GIVEN EXERCISE:
Each entry here needs to be set down again exactly, please; pictures are left out.

ENTRIES PROVIDED:
****************

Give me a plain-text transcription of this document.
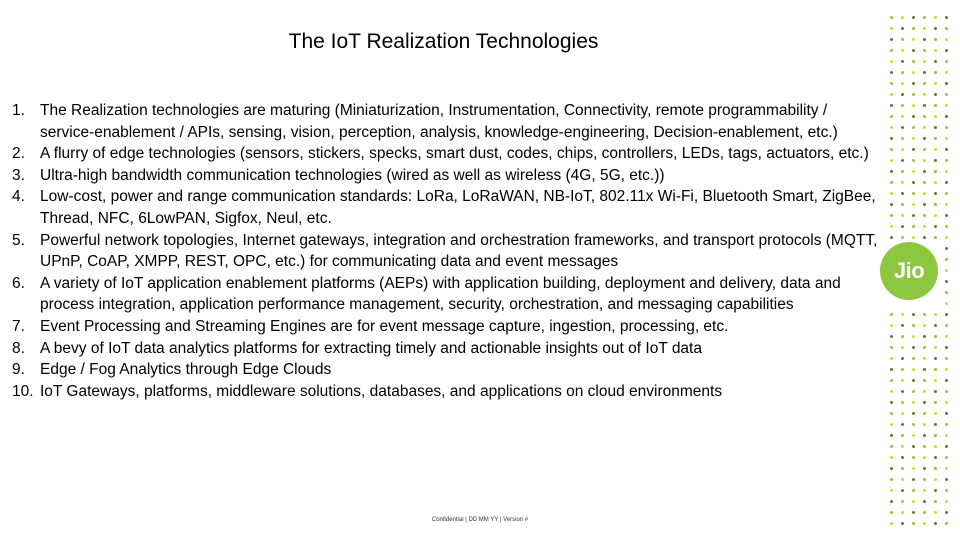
The IoT Realization Technologies
1. The Realization technologies are maturing (Miniaturization, Instrumentation, Connectivity, remote programmability / service-enablement / APIs, sensing, vision, perception, analysis, knowledge-engineering, Decision-enablement, etc.)
2. A flurry of edge technologies (sensors, stickers, specks, smart dust, codes, chips, controllers, LEDs, tags, actuators, etc.)
3. Ultra-high bandwidth communication technologies (wired as well as wireless (4G, 5G, etc.))
4. Low-cost, power and range communication standards: LoRa, LoRaWAN, NB-IoT, 802.11x Wi-Fi, Bluetooth Smart, ZigBee, Thread, NFC, 6LowPAN, Sigfox, Neul, etc.
5. Powerful network topologies, Internet gateways, integration and orchestration frameworks, and transport protocols (MQTT, UPnP, CoAP, XMPP, REST, OPC, etc.) for communicating data and event messages
6. A variety of IoT application enablement platforms (AEPs) with application building, deployment and delivery, data and process integration, application performance management, security, orchestration, and messaging capabilities
7. Event Processing and Streaming Engines are for event message capture, ingestion, processing, etc.
8. A bevy of IoT data analytics platforms for extracting timely and actionable insights out of IoT data
9. Edge / Fog Analytics through Edge Clouds
10. IoT Gateways, platforms, middleware solutions, databases, and applications on cloud environments
Confidential | DD MM YY | Version #
Jio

****************

FULL RESPONSE:
Give me a plain-text transcription of this document.
The IoT Realization Technologies
1. The Realization technologies are maturing (Miniaturization, Instrumentation, Connectivity, remote programmability / service-enablement / APIs, sensing, vision, perception, analysis, knowledge-engineering, Decision-enablement, etc.)
2. A flurry of edge technologies (sensors, stickers, specks, smart dust, codes, chips, controllers, LEDs, tags, actuators, etc.)
3. Ultra-high bandwidth communication technologies (wired as well as wireless (4G, 5G, etc.))
4. Low-cost, power and range communication standards: LoRa, LoRaWAN, NB-IoT, 802.11x Wi-Fi, Bluetooth Smart, ZigBee, Thread, NFC, 6LowPAN, Sigfox, Neul, etc.
5. Powerful network topologies, Internet gateways, integration and orchestration frameworks, and transport protocols (MQTT, UPnP, CoAP, XMPP, REST, OPC, etc.) for communicating data and event messages
6. A variety of IoT application enablement platforms (AEPs) with application building, deployment and delivery, data and process integration, application performance management, security, orchestration, and messaging capabilities
7. Event Processing and Streaming Engines are for event message capture, ingestion, processing, etc.
8. A bevy of IoT data analytics platforms for extracting timely and actionable insights out of IoT data
9. Edge / Fog Analytics through Edge Clouds
10. IoT Gateways, platforms, middleware solutions, databases, and applications on cloud environments
Confidential | DD MM YY | Version #
Jio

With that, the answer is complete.